## GOAL:
Find each line with the word "poklady" and copy it.

** Begin TASK MATERIAL **

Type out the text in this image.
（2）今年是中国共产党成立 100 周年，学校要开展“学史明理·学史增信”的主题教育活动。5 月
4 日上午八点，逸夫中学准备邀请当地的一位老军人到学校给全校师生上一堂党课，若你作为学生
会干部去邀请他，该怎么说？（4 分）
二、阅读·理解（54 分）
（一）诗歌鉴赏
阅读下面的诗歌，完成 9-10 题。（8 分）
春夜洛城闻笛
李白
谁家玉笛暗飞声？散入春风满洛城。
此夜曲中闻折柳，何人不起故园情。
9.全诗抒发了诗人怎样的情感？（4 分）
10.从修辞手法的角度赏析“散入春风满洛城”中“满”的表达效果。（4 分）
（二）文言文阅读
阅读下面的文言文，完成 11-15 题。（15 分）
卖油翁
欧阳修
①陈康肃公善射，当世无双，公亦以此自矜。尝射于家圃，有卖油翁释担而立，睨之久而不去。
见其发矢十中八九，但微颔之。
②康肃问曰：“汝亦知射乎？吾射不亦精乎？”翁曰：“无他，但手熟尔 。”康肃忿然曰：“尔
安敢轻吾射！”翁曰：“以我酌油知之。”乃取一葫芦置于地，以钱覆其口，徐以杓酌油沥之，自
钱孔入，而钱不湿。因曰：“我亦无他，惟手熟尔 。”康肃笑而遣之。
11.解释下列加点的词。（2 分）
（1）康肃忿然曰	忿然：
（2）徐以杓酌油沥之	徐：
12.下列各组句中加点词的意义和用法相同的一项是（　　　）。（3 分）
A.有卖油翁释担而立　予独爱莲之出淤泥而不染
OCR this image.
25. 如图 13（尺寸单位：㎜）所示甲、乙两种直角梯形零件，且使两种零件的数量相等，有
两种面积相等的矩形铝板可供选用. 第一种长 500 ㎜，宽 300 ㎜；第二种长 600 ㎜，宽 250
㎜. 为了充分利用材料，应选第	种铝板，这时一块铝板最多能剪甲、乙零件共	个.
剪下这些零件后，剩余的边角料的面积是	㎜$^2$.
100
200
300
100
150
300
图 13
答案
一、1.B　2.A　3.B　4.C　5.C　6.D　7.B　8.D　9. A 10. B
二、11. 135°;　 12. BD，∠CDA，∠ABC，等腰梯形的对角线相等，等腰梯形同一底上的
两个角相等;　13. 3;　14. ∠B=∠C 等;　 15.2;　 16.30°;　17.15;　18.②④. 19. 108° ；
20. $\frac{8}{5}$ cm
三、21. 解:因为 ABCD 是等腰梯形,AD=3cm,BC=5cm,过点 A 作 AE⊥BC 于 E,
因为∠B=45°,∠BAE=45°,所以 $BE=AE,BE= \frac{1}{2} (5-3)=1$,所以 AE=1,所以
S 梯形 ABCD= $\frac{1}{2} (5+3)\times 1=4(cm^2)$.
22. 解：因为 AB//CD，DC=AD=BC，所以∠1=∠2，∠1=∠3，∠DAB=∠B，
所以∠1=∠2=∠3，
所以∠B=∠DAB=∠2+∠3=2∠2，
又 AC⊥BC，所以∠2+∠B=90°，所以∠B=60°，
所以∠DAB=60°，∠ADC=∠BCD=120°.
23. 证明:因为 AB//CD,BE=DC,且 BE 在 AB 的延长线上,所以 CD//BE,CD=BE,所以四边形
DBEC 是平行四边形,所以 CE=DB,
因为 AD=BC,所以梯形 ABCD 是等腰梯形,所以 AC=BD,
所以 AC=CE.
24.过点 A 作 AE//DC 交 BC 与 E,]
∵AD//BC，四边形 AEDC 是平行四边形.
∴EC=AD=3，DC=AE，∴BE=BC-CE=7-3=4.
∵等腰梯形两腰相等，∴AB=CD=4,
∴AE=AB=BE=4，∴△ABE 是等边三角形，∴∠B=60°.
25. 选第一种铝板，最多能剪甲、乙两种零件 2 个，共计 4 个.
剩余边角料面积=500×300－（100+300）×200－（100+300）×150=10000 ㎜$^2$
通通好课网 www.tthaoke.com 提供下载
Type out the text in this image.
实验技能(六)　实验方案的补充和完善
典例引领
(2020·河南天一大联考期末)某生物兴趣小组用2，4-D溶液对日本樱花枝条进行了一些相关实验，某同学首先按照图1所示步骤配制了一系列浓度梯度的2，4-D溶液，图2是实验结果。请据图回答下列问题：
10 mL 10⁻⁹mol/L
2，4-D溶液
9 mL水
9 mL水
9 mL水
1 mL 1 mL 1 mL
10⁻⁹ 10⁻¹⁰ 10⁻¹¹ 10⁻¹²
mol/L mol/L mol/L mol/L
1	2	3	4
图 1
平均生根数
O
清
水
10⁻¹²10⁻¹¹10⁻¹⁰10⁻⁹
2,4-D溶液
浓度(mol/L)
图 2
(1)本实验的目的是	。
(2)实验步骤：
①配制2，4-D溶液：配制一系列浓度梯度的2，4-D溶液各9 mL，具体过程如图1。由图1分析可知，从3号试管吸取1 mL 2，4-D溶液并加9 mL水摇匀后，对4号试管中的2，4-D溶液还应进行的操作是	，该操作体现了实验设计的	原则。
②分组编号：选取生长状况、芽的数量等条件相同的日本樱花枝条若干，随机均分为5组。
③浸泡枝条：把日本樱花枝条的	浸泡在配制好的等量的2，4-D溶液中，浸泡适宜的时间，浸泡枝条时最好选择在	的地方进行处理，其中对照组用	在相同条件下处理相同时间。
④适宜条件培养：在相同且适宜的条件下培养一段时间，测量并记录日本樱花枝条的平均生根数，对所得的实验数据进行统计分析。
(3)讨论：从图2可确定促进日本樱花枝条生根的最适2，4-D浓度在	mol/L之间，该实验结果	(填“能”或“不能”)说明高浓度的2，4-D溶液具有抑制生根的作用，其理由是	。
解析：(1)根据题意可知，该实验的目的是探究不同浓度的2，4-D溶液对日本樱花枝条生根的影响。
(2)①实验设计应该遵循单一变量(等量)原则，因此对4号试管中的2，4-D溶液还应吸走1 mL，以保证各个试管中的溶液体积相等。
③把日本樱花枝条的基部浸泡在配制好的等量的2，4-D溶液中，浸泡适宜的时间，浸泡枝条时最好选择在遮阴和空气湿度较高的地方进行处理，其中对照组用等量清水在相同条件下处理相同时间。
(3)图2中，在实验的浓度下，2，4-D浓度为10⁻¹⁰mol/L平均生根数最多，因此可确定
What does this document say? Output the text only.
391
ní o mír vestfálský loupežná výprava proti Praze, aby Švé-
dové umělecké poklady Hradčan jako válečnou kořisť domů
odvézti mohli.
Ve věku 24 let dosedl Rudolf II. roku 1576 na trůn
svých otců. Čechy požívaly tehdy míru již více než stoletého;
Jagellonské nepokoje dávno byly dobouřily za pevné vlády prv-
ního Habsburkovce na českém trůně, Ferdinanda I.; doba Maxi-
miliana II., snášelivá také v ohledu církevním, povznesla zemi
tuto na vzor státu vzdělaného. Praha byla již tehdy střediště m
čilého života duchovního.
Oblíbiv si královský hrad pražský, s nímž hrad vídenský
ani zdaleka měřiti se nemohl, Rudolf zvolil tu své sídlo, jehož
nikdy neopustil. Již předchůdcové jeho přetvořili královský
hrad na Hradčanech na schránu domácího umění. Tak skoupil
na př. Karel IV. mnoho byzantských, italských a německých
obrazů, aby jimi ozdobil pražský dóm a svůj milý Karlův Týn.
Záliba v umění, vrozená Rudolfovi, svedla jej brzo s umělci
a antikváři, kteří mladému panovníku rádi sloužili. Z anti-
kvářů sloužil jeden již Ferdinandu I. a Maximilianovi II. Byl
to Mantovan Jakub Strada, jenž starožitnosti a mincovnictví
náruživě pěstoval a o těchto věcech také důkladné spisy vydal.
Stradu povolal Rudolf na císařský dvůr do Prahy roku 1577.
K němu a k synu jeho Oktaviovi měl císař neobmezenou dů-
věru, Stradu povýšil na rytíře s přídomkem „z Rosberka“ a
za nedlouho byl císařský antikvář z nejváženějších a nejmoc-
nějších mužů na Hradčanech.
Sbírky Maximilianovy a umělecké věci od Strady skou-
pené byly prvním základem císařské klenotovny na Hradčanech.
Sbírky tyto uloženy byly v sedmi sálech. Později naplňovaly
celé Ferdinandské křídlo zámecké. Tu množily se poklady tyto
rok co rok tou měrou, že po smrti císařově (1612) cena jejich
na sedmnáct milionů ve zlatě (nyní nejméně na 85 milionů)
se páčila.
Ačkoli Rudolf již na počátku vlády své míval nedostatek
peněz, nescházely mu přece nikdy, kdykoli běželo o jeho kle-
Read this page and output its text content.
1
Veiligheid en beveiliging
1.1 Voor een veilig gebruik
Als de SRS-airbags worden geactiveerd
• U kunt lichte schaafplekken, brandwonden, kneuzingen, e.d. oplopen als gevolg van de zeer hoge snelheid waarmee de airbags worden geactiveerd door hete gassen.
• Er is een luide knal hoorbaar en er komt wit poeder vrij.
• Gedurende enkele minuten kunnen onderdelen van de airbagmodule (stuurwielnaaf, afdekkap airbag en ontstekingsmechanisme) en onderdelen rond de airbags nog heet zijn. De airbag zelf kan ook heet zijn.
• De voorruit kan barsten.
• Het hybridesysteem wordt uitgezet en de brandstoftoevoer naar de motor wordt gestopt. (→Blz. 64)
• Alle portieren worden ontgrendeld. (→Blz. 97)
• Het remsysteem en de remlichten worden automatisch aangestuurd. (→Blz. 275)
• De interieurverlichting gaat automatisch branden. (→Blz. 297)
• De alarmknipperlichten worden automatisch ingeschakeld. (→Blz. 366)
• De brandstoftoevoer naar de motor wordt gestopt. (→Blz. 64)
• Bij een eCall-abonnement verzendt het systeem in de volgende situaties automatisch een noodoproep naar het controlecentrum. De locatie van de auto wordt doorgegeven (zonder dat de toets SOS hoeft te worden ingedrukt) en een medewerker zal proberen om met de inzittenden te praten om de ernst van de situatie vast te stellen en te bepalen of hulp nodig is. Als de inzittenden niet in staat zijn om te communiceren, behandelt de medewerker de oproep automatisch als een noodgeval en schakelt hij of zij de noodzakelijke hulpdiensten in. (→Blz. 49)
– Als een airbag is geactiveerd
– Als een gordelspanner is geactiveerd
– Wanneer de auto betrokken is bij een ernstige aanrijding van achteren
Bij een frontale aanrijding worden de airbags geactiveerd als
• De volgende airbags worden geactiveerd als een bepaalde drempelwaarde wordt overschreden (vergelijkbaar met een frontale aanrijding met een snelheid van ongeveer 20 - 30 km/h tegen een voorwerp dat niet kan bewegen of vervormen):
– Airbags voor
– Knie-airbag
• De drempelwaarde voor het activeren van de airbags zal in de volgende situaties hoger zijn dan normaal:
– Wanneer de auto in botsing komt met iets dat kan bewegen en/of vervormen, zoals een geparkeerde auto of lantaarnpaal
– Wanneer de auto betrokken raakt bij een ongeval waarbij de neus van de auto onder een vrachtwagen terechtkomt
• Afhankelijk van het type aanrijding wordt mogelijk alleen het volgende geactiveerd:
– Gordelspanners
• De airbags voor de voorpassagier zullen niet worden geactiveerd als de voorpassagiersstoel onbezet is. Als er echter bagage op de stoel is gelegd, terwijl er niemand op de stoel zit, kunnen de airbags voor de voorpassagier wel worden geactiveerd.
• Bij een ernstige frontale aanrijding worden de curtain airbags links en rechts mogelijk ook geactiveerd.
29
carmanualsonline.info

** End TASK MATERIAL **

## FULL ANSWER:
dové umělecké poklady Hradčan jako válečnou kořisť domů
celé Ferdinandské křídlo zámecké. Tu množily se poklady tyto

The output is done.